Records from a collection:
——
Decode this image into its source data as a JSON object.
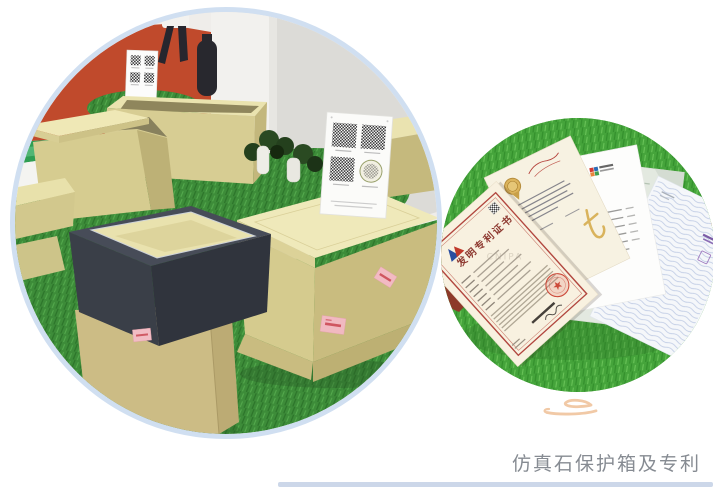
{
  "caption": {
    "text": "仿真石保护箱及专利"
  },
  "right_photo": {
    "patent": {
      "title": "发明专利证书",
      "watermark": "CNIPA"
    }
  },
  "colors": {
    "circle_ring": "#d0dff1",
    "divider": "#ccd7e9",
    "cloud": "#f1c9a6",
    "caption_text": "#868b92",
    "orange_wall": "#c04a2c",
    "grass_left": "#3d8c39",
    "grass_right": "#45a43b",
    "box_beige": "#d7cd93",
    "box_charcoal": "#3a3f48",
    "patent_border_red": "#b2473f",
    "seal_red": "#cc4a3a",
    "medal_gold": "#dcb45c",
    "label_pink": "#f2bac3"
  },
  "icons": {
    "qr_code_icon": "dark checkerboard square",
    "round_stamp_icon": "olive ring stamp",
    "seal_icon": "red circle with star",
    "medal_icon": "gold medallion",
    "pct_badge_icon": "red oval badge",
    "cloud_icon": "peach calligraphic swoosh"
  }
}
——
What is asked:
Repeat the data exactly, without the pictures.

Complete answer:
Decode this image into its source data as a JSON object.
{
  "caption": {
    "text": "仿真石保护箱及专利"
  },
  "right_photo": {
    "patent": {
      "title": "发明专利证书",
      "watermark": "CNIPA"
    }
  },
  "colors": {
    "circle_ring": "#d0dff1",
    "divider": "#ccd7e9",
    "cloud": "#f1c9a6",
    "caption_text": "#868b92",
    "orange_wall": "#c04a2c",
    "grass_left": "#3d8c39",
    "grass_right": "#45a43b",
    "box_beige": "#d7cd93",
    "box_charcoal": "#3a3f48",
    "patent_border_red": "#b2473f",
    "seal_red": "#cc4a3a",
    "medal_gold": "#dcb45c",
    "label_pink": "#f2bac3"
  },
  "icons": {
    "qr_code_icon": "dark checkerboard square",
    "round_stamp_icon": "olive ring stamp",
    "seal_icon": "red circle with star",
    "medal_icon": "gold medallion",
    "pct_badge_icon": "red oval badge",
    "cloud_icon": "peach calligraphic swoosh"
  }
}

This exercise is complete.